DIRECTIONS: Give again only the lines from the line that holds "Transcribe the text in this document." to the end of the data, inclusive, omitting all pictures.
===== DATASET
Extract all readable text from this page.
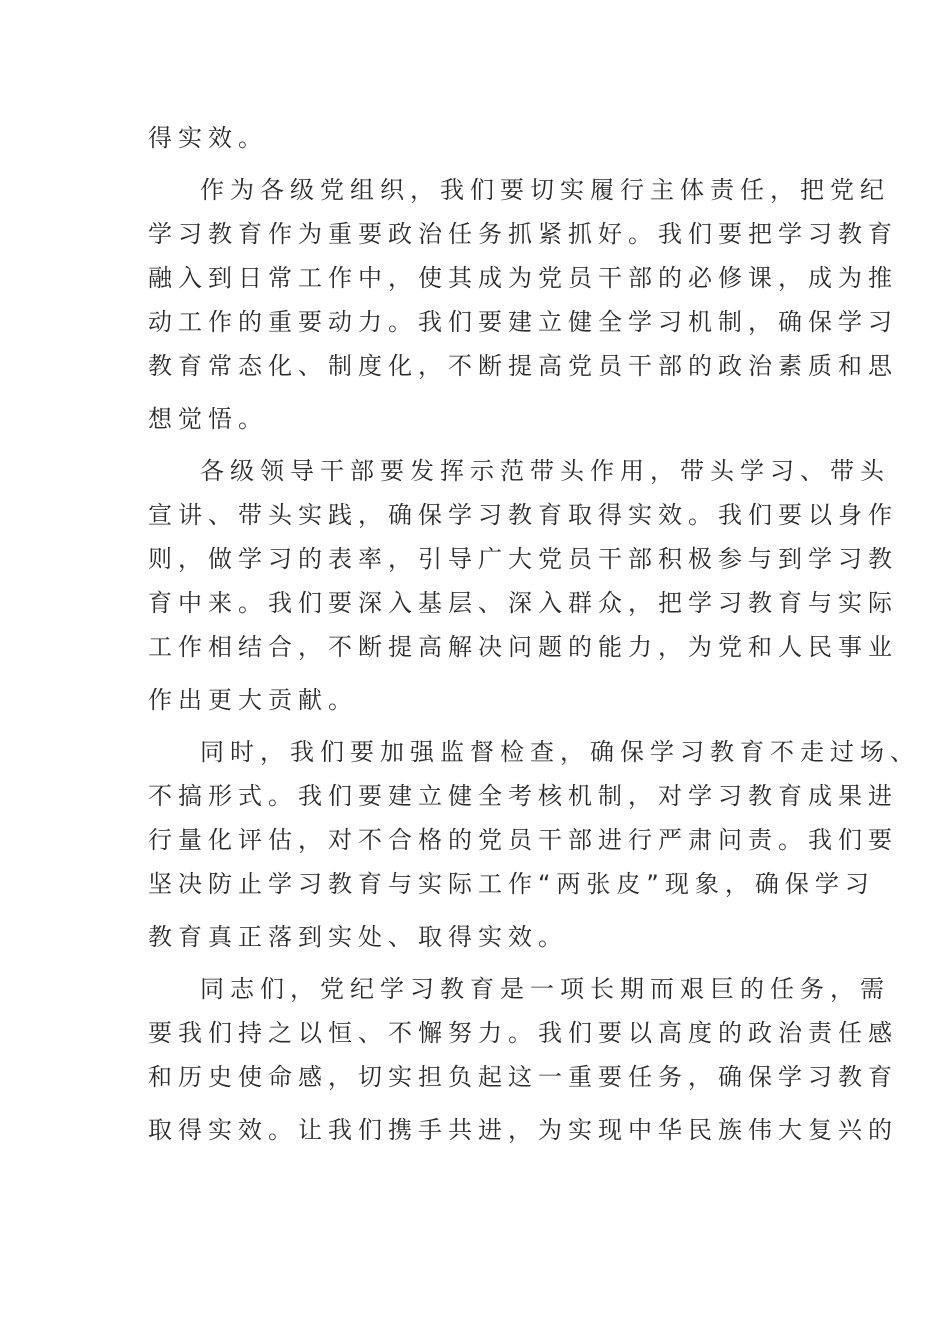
得实效。
作为各级党组织，我们要切实履行主体责任，把党纪
学习教育作为重要政治任务抓紧抓好。我们要把学习教育
融入到日常工作中，使其成为党员干部的必修课，成为推
动工作的重要动力。我们要建立健全学习机制，确保学习
教育常态化、制度化，不断提高党员干部的政治素质和思
想觉悟。
各级领导干部要发挥示范带头作用，带头学习、带头
宣讲、带头实践，确保学习教育取得实效。我们要以身作
则，做学习的表率，引导广大党员干部积极参与到学习教
育中来。我们要深入基层、深入群众，把学习教育与实际
工作相结合，不断提高解决问题的能力，为党和人民事业
作出更大贡献。
同时，我们要加强监督检查，确保学习教育不走过场、
不搞形式。我们要建立健全考核机制，对学习教育成果进
行量化评估，对不合格的党员干部进行严肃问责。我们要
坚决防止学习教育与实际工作“两张皮”现象，确保学习
教育真正落到实处、取得实效。
同志们，党纪学习教育是一项长期而艰巨的任务，需
要我们持之以恒、不懈努力。我们要以高度的政治责任感
和历史使命感，切实担负起这一重要任务，确保学习教育
取得实效。让我们携手共进，为实现中华民族伟大复兴的
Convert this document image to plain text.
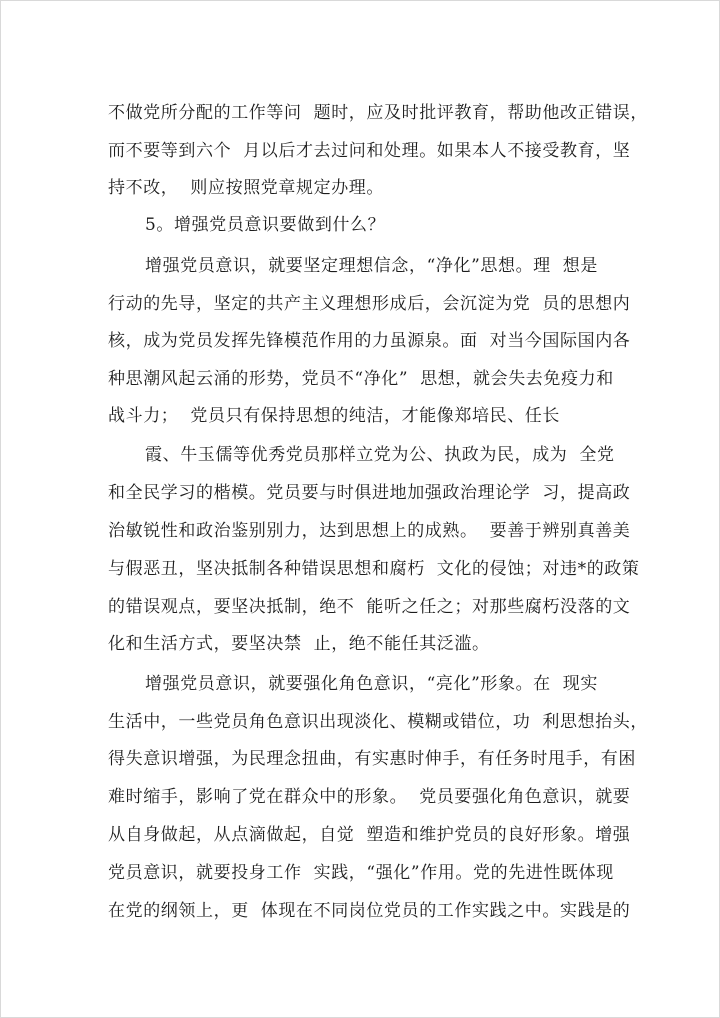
不做党所分配的工作等问  题时，应及时批评教育，帮助他改正错误，
而不要等到六个  月以后才去过问和处理。如果本人不接受教育，坚
持不改，  则应按照党章规定办理。
5。增强党员意识要做到什么？
增强党员意识，就要坚定理想信念，“净化”思想。理  想是
行动的先导，坚定的共产主义理想形成后，会沉淀为党  员的思想内
核，成为党员发挥先锋模范作用的力虽源泉。面  对当今国际国内各
种思潮风起云涌的形势，党员不“净化”  思想，就会失去免疫力和
战斗力；  党员只有保持思想的纯洁，才能像郑培民、任长
霞、牛玉儒等优秀党员那样立党为公、执政为民，成为  全党
和全民学习的楷模。党员要与时俱进地加强政治理论学  习，提高政
治敏锐性和政治鉴别别力，达到思想上的成熟。  要善于辨别真善美
与假恶丑，坚决抵制各种错误思想和腐朽  文化的侵蚀；对违*的政策
的错误观点，要坚决抵制，绝不  能听之任之；对那些腐朽没落的文
化和生活方式，要坚决禁  止，绝不能任其泛滥。
增强党员意识，就要强化角色意识，“亮化”形象。在  现实
生活中，一些党员角色意识出现淡化、模糊或错位，功  利思想抬头，
得失意识增强，为民理念扭曲，有实惠时伸手，有任务时甩手，有困
难时缩手，影响了党在群众中的形象。  党员要强化角色意识，就要
从自身做起，从点滴做起，自觉  塑造和维护党员的良好形象。增强
党员意识，就要投身工作  实践，“强化”作用。党的先进性既体现
在党的纲领上，更  体现在不同岗位党员的工作实践之中。实践是的
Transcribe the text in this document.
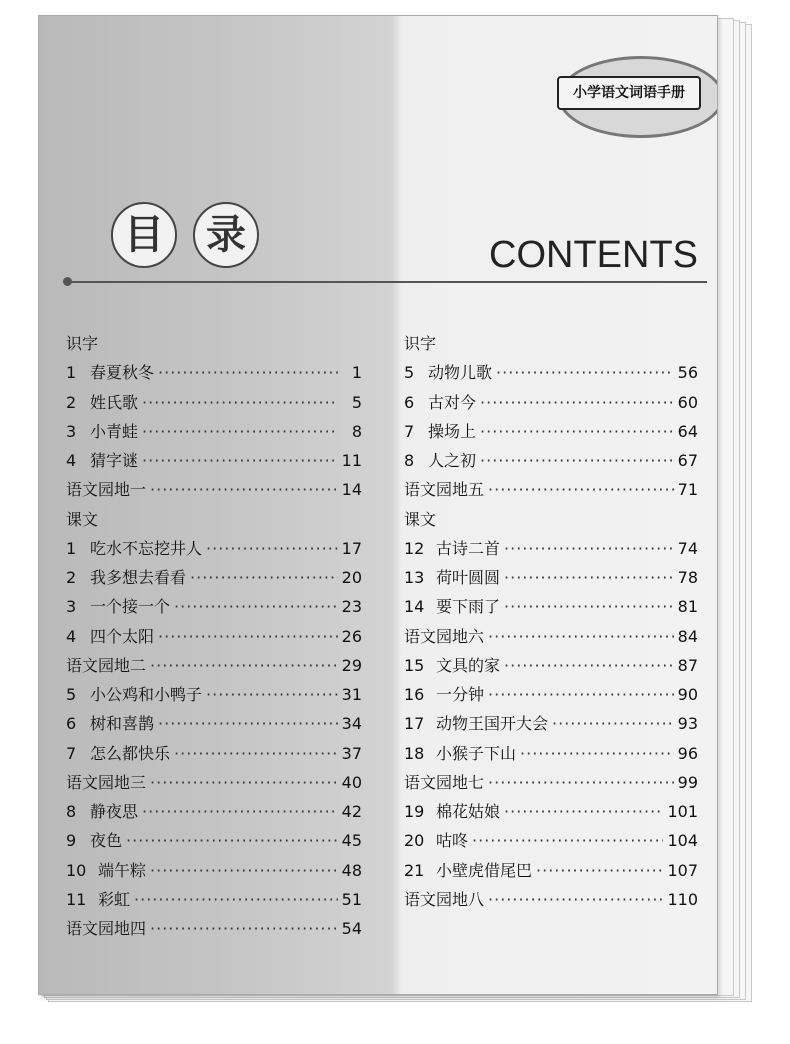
小学语文词语手册
目	录	CONTENTS
识字
1 春夏秋冬 ·····	1
2 姓氏歌 ·····	5
3 小青蛙 ·····	8
4 猜字谜 ·····	11
语文园地一 ·····	14
课文
1 吃水不忘挖井人 ·····	17
2 我多想去看看 ·····	20
3 一个接一个 ·····	23
4 四个太阳 ·····	26
语文园地二 ·····	29
5 小公鸡和小鸭子 ·····	31
6 树和喜鹊 ·····	34
7 怎么都快乐 ·····	37
语文园地三 ·····	40
8 静夜思 ·····	42
9 夜色 ·····	45
10 端午粽 ·····	48
11 彩虹 ·····	51
语文园地四 ·····	54
识字
5 动物儿歌 ·····	56
6 古对今 ·····	60
7 操场上 ·····	64
8 人之初 ·····	67
语文园地五 ·····	71
课文
12 古诗二首 ·····	74
13 荷叶圆圆 ·····	78
14 要下雨了 ·····	81
语文园地六 ·····	84
15 文具的家 ·····	87
16 一分钟 ·····	90
17 动物王国开大会 ·····	93
18 小猴子下山 ·····	96
语文园地七 ·····	99
19 棉花姑娘 ·····	101
20 咕咚 ·····	104
21 小壁虎借尾巴 ·····	107
语文园地八 ·····	110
==========
FULL ANSWER:
Transcribe the text in this document.
小学语文词语手册
目	录	CONTENTS
识字
1 春夏秋冬 ·····	1
2 姓氏歌 ·····	5
3 小青蛙 ·····	8
4 猜字谜 ·····	11
语文园地一 ·····	14
课文
1 吃水不忘挖井人 ·····	17
2 我多想去看看 ·····	20
3 一个接一个 ·····	23
4 四个太阳 ·····	26
语文园地二 ·····	29
5 小公鸡和小鸭子 ·····	31
6 树和喜鹊 ·····	34
7 怎么都快乐 ·····	37
语文园地三 ·····	40
8 静夜思 ·····	42
9 夜色 ·····	45
10 端午粽 ·····	48
11 彩虹 ·····	51
语文园地四 ·····	54
识字
5 动物儿歌 ·····	56
6 古对今 ·····	60
7 操场上 ·····	64
8 人之初 ·····	67
语文园地五 ·····	71
课文
12 古诗二首 ·····	74
13 荷叶圆圆 ·····	78
14 要下雨了 ·····	81
语文园地六 ·····	84
15 文具的家 ·····	87
16 一分钟 ·····	90
17 动物王国开大会 ·····	93
18 小猴子下山 ·····	96
语文园地七 ·····	99
19 棉花姑娘 ·····	101
20 咕咚 ·····	104
21 小壁虎借尾巴 ·····	107
语文园地八 ·····	110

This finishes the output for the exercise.